(Stored records)

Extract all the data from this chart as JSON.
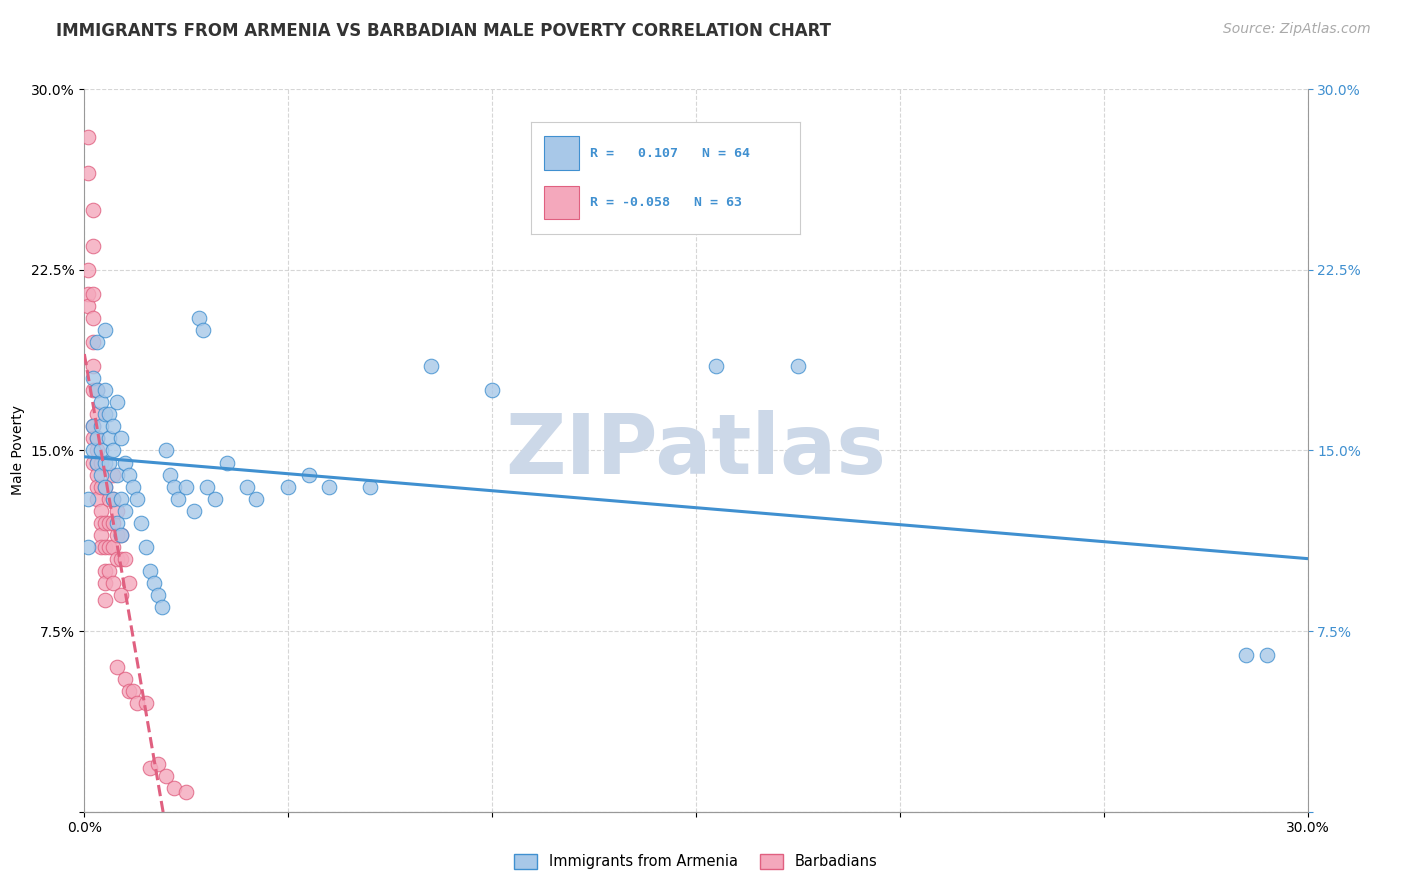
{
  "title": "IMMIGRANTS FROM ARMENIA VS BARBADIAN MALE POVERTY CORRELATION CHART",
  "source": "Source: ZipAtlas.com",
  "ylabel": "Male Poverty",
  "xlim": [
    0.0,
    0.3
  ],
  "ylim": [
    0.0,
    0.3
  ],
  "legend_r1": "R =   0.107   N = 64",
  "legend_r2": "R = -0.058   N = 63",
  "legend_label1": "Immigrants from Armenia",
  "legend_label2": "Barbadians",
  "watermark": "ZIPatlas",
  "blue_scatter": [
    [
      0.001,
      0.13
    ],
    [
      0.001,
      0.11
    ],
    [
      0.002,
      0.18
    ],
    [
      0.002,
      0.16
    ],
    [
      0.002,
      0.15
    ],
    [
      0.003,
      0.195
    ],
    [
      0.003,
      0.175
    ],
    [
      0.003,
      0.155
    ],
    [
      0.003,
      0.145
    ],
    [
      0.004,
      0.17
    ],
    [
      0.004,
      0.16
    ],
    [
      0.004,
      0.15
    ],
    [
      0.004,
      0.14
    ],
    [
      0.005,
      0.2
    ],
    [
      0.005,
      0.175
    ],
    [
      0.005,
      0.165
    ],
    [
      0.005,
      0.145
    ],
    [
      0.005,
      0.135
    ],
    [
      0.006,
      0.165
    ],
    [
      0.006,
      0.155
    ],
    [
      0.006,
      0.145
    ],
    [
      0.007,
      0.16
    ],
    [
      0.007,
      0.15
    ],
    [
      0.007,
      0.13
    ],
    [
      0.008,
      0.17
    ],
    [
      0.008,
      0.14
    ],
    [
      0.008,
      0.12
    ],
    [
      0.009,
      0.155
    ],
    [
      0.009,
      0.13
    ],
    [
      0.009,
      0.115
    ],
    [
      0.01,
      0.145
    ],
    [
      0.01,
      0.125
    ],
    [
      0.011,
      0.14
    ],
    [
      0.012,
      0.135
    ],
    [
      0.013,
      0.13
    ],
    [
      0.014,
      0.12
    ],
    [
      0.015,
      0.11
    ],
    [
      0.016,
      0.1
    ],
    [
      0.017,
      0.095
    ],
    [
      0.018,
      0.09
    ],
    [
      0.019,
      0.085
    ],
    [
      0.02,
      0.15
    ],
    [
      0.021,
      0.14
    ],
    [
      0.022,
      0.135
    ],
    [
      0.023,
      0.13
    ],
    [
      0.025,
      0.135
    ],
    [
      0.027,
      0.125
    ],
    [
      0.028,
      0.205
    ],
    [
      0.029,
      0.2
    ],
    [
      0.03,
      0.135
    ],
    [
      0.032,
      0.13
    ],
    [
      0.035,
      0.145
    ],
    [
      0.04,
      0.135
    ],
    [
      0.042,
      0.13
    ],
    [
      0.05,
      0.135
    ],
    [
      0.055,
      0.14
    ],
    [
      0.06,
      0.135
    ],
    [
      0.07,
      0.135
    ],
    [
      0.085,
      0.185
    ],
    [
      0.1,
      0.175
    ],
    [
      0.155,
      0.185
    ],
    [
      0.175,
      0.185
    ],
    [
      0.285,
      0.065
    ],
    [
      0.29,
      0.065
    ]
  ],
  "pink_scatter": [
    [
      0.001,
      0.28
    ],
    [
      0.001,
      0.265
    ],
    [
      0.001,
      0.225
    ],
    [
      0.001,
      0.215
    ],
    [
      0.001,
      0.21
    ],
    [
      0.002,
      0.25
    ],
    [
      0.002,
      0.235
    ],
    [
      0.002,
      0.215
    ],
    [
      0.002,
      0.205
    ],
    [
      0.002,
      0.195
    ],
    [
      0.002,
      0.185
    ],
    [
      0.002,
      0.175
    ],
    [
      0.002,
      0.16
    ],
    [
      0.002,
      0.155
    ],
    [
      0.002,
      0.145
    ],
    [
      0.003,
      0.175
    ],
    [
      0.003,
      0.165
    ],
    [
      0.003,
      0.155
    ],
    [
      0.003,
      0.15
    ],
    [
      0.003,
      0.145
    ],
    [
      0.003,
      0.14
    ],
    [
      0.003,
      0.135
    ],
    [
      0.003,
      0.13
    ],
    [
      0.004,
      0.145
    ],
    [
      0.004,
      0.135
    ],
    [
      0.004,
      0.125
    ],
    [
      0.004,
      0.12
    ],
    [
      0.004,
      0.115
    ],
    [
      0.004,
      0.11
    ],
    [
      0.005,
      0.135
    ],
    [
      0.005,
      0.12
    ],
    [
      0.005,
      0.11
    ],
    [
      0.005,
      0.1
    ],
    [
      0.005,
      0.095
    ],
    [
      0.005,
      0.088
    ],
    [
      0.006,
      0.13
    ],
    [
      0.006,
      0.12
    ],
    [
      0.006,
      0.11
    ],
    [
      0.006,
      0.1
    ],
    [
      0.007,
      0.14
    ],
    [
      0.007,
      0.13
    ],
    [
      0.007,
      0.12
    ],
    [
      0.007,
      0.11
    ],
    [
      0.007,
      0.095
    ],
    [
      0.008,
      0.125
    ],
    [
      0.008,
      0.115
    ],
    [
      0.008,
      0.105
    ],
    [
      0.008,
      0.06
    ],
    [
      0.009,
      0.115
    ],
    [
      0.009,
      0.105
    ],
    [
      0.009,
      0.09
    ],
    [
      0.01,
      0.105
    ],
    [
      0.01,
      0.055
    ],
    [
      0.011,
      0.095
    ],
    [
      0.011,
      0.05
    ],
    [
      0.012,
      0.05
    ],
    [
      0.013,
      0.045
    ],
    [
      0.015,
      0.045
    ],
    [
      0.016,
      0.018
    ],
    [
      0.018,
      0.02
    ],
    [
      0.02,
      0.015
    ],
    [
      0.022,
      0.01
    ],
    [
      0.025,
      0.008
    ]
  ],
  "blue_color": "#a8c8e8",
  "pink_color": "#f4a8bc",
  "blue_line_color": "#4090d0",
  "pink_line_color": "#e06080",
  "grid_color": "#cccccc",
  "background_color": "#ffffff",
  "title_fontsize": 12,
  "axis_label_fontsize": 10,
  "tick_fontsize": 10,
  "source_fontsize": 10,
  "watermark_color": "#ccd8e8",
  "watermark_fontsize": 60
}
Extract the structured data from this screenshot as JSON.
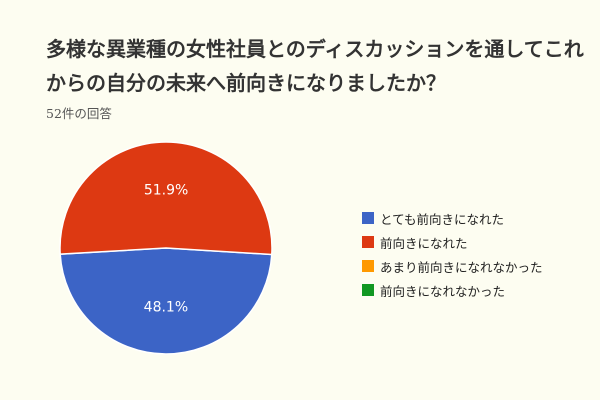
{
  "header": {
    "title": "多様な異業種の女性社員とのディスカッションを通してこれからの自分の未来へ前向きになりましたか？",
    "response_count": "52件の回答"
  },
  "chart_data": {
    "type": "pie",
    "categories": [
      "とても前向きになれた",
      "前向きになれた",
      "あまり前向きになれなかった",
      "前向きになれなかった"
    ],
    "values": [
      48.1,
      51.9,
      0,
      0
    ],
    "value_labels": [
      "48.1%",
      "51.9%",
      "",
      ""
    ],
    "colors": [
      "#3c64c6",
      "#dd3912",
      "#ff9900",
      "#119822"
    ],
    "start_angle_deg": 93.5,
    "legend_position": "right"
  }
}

Directive.
Leave out every picture, and copy exactly the lines from the line that contains "Extract the structured" through the end of the material.

Complete output.
Extract the structured data from this screenshot as JSON.
{
  "header": {
    "title": "多様な異業種の女性社員とのディスカッションを通してこれからの自分の未来へ前向きになりましたか？",
    "response_count": "52件の回答"
  },
  "chart_data": {
    "type": "pie",
    "categories": [
      "とても前向きになれた",
      "前向きになれた",
      "あまり前向きになれなかった",
      "前向きになれなかった"
    ],
    "values": [
      48.1,
      51.9,
      0,
      0
    ],
    "value_labels": [
      "48.1%",
      "51.9%",
      "",
      ""
    ],
    "colors": [
      "#3c64c6",
      "#dd3912",
      "#ff9900",
      "#119822"
    ],
    "start_angle_deg": 93.5,
    "legend_position": "right"
  }
}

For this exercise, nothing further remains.